• Request:
Within the records that follow, find every line containing the string "accroissement". Copy those lines.

--- start Records for this task ---

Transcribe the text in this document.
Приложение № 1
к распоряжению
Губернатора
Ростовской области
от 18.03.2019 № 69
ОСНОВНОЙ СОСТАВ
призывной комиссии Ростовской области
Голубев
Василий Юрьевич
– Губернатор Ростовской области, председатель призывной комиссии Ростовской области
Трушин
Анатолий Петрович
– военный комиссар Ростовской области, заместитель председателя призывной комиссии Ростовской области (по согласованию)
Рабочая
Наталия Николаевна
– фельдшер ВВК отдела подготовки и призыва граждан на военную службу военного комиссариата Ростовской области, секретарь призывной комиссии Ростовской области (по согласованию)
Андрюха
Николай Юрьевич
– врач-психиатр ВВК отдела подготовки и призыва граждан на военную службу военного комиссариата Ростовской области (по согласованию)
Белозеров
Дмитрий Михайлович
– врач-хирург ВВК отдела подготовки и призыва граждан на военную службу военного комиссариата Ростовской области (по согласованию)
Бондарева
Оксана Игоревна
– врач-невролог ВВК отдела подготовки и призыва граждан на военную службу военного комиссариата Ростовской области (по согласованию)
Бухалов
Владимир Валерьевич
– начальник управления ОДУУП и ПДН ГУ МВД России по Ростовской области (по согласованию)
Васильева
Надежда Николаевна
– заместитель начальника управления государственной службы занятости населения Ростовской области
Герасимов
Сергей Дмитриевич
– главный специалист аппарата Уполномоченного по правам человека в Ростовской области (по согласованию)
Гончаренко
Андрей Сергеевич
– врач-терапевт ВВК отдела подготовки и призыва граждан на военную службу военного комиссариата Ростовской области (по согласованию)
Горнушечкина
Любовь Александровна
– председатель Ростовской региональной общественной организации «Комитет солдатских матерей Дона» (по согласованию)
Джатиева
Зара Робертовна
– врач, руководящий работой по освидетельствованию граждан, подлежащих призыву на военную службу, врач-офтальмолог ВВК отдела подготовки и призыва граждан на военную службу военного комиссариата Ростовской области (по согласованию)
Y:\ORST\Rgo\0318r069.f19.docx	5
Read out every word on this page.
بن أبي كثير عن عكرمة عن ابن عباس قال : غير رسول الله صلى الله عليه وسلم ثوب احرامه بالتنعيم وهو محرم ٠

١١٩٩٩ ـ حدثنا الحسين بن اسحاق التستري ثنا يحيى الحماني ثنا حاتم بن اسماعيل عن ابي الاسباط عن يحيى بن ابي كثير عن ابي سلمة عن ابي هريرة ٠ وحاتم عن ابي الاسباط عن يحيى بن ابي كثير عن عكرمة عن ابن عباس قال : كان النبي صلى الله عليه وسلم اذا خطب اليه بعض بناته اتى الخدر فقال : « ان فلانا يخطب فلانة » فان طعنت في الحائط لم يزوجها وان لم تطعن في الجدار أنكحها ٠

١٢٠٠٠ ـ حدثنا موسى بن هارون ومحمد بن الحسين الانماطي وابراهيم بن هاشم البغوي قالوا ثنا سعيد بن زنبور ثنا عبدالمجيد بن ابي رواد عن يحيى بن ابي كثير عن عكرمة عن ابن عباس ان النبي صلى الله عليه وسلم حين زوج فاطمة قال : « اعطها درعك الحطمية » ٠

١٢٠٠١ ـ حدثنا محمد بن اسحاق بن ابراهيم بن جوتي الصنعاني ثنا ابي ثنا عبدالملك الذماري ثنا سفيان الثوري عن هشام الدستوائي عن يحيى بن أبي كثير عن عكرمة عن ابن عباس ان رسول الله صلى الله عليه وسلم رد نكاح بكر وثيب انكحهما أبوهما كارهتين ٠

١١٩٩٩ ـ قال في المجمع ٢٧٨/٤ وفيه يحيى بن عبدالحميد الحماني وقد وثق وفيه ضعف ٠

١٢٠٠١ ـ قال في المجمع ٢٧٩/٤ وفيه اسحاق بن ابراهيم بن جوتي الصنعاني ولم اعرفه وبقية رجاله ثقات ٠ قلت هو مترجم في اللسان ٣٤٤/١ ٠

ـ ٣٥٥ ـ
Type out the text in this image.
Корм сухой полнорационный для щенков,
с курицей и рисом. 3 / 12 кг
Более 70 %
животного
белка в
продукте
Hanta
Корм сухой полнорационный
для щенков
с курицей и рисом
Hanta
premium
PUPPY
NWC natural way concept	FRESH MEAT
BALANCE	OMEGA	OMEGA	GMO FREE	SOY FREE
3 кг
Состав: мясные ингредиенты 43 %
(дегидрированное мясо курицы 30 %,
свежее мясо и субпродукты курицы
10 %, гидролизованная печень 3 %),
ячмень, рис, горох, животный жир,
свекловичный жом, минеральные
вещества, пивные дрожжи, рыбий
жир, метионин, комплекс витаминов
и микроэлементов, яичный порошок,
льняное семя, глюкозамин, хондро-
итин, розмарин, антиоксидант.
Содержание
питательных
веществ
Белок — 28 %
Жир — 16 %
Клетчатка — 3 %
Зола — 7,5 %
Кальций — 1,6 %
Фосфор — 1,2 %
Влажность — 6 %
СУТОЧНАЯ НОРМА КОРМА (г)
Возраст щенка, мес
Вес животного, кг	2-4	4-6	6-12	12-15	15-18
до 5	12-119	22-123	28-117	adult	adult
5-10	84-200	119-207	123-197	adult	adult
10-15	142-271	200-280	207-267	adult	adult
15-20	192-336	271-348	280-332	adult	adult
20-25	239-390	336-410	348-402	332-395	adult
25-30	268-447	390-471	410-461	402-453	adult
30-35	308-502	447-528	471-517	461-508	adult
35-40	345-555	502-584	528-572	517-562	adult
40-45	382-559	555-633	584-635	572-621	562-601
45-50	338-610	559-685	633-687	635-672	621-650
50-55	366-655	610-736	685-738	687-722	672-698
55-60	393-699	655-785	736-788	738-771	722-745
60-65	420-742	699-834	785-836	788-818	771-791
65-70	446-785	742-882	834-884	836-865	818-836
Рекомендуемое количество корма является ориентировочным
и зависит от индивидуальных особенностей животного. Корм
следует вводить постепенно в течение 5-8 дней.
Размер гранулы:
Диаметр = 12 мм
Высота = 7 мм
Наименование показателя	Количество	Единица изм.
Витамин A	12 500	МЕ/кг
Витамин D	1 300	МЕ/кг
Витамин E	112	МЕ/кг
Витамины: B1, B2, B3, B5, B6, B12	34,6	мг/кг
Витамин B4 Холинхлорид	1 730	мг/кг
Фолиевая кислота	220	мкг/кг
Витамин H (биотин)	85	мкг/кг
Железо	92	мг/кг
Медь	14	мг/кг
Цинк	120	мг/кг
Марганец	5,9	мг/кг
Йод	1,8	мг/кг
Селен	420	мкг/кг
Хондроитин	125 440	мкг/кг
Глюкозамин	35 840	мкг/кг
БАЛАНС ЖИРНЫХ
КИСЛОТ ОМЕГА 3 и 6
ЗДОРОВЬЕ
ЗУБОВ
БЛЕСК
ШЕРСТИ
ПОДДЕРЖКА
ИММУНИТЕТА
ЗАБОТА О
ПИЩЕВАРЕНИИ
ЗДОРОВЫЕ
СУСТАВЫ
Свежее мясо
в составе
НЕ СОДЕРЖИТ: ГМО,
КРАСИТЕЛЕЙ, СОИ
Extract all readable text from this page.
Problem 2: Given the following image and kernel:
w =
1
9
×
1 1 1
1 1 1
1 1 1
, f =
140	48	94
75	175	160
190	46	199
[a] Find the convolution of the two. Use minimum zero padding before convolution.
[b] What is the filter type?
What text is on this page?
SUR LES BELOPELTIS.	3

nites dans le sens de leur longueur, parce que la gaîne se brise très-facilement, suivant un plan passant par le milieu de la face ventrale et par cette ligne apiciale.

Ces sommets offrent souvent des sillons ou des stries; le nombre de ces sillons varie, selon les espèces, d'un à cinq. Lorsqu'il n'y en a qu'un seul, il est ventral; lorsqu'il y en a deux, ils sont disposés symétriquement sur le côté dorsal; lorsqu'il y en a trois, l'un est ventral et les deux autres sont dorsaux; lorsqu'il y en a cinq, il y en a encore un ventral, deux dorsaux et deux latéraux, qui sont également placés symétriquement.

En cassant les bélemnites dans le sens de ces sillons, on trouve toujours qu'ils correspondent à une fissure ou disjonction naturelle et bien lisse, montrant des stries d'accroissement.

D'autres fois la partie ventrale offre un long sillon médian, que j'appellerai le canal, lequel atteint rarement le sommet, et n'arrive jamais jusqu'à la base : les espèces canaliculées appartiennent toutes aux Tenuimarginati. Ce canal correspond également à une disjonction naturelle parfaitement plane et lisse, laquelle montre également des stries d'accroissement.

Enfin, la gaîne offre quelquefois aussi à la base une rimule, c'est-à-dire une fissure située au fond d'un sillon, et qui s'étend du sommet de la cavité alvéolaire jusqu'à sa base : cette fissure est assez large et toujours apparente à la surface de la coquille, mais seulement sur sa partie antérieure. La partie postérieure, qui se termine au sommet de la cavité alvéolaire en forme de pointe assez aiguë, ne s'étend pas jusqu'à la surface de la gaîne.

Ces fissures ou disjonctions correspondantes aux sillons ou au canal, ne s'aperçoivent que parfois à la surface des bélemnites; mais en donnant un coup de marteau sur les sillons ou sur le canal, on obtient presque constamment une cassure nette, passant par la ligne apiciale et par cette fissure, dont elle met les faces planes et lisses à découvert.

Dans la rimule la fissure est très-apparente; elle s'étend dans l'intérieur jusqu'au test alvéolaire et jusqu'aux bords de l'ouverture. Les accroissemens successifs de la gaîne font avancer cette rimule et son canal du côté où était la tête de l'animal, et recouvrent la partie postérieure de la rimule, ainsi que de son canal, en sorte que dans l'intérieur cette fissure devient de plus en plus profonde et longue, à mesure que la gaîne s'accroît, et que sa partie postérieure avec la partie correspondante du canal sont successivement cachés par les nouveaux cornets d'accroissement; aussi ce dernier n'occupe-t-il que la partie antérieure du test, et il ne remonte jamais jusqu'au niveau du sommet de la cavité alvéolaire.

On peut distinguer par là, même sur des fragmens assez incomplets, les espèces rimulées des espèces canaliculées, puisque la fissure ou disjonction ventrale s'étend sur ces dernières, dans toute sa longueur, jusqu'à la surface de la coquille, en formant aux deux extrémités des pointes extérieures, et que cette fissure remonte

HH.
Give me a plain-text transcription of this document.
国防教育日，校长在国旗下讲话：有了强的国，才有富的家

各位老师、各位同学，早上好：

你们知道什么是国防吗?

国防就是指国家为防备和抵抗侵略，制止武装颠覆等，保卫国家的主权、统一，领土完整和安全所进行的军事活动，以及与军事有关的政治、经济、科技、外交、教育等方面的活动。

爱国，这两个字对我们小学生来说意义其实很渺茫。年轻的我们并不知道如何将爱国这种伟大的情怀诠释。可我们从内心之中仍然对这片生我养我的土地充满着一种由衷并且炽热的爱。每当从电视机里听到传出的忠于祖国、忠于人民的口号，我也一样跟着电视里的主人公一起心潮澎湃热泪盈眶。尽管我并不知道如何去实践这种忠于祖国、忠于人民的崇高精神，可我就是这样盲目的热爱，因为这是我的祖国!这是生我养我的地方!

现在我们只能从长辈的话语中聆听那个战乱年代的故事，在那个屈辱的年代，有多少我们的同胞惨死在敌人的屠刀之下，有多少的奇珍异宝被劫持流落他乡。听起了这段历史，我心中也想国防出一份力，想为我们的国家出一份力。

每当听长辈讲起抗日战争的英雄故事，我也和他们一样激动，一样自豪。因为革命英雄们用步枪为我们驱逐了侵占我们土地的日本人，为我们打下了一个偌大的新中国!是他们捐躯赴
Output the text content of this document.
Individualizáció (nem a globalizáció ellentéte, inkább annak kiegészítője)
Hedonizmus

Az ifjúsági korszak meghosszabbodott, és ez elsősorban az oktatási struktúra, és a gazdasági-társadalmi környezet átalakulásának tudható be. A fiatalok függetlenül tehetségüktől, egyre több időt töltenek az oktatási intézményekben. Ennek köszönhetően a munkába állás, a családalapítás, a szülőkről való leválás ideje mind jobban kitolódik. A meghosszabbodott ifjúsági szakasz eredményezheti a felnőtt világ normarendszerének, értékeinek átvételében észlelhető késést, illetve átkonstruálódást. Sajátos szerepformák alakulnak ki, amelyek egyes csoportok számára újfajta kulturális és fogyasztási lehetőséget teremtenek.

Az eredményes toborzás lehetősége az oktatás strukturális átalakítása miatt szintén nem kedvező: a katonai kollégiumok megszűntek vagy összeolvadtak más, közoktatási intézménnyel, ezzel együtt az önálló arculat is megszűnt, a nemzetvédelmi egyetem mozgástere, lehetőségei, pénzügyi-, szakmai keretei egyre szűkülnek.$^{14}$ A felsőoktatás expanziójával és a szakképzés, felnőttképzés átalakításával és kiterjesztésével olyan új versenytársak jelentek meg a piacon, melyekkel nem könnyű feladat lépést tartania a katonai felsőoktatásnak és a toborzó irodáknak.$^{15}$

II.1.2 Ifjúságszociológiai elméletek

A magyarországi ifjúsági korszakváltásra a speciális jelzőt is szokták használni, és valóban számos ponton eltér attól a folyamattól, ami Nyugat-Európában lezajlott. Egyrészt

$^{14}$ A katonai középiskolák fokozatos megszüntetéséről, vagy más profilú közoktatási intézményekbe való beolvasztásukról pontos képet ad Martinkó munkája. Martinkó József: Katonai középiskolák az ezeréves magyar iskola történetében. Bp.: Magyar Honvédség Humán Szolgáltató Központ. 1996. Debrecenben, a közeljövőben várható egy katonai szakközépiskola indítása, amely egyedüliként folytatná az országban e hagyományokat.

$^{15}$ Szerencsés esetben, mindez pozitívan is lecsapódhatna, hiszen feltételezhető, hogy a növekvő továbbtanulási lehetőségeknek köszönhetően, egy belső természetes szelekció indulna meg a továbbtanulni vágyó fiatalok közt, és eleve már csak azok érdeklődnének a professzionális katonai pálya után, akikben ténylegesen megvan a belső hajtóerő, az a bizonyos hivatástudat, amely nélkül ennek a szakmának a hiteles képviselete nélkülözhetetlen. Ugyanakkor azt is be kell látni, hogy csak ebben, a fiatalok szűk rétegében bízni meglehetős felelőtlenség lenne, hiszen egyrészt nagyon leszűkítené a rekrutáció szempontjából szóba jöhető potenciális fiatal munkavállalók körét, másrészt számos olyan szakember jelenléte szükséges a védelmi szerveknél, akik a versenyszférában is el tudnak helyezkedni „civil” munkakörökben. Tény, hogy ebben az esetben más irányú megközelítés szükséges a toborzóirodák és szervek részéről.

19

--- end Records for this task ---

• Answer for the task:
En cassant les bélemnites dans le sens de ces sillons, on trouve toujours qu'ils correspondent à une fissure ou disjonction naturelle et bien lisse, montrant des stries d'accroissement.
D'autres fois la partie ventrale offre un long sillon médian, que j'appellerai le canal, lequel atteint rarement le sommet, et n'arrive jamais jusqu'à la base : les espèces canaliculées appartiennent toutes aux Tenuimarginati. Ce canal correspond également à une disjonction naturelle parfaitement plane et lisse, laquelle montre également des stries d'accroissement.
Dans la rimule la fissure est très-apparente; elle s'étend dans l'intérieur jusqu'au test alvéolaire et jusqu'aux bords de l'ouverture. Les accroissemens successifs de la gaîne font avancer cette rimule et son canal du côté où était la tête de l'animal, et recouvrent la partie postérieure de la rimule, ainsi que de son canal, en sorte que dans l'intérieur cette fissure devient de plus en plus profonde et longue, à mesure que la gaîne s'accroît, et que sa partie postérieure avec la partie correspondante du canal sont successivement cachés par les nouveaux cornets d'accroissement; aussi ce dernier n'occupe-t-il que la partie antérieure du test, et il ne remonte jamais jusqu'au niveau du sommet de la cavité alvéolaire.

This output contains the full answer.